Stated problem: Every entry below should be printed exactly, without its images.

Stored records:
▬▬▬▬▬▬

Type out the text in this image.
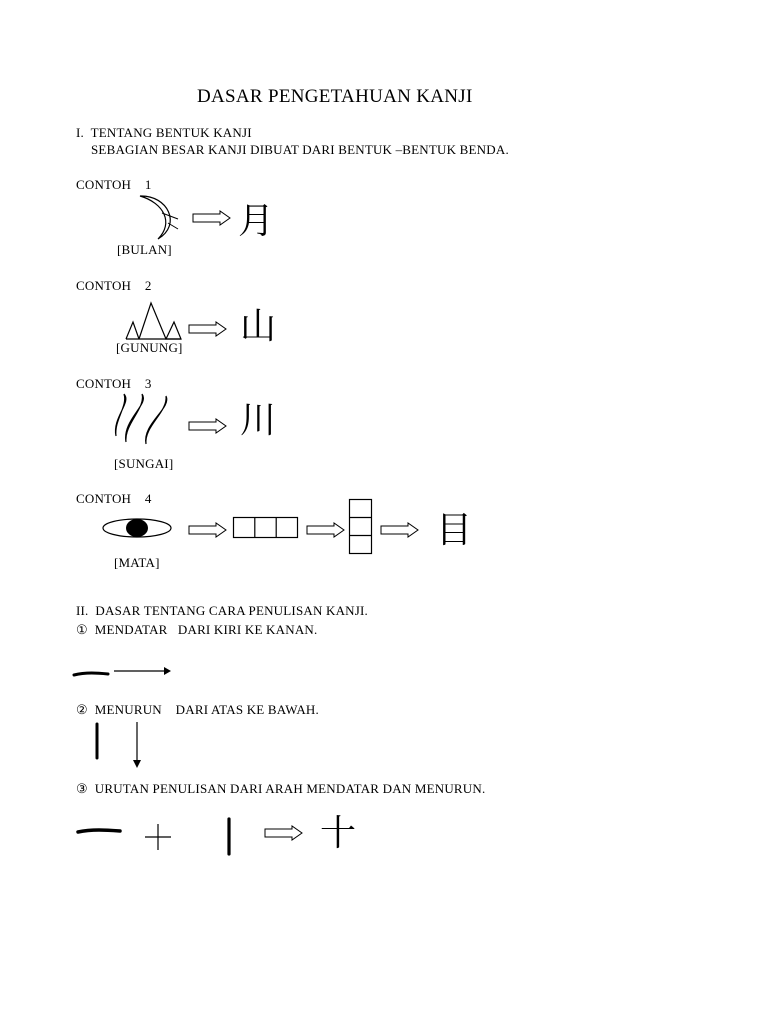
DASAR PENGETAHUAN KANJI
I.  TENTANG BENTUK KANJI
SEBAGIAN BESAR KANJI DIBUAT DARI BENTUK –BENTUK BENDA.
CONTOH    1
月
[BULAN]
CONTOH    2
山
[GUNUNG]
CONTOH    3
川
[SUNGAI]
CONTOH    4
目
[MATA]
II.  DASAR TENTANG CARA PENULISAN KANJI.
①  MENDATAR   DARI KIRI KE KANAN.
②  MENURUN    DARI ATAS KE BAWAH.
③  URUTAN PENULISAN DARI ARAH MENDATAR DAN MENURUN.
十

▬▬▬▬▬▬

Written solution:
Type out the text in this image.
DASAR PENGETAHUAN KANJI
I.  TENTANG BENTUK KANJI
SEBAGIAN BESAR KANJI DIBUAT DARI BENTUK –BENTUK BENDA.
CONTOH    1
月
[BULAN]
CONTOH    2
山
[GUNUNG]
CONTOH    3
川
[SUNGAI]
CONTOH    4
目
[MATA]
II.  DASAR TENTANG CARA PENULISAN KANJI.
①  MENDATAR   DARI KIRI KE KANAN.
②  MENURUN    DARI ATAS KE BAWAH.
③  URUTAN PENULISAN DARI ARAH MENDATAR DAN MENURUN.
十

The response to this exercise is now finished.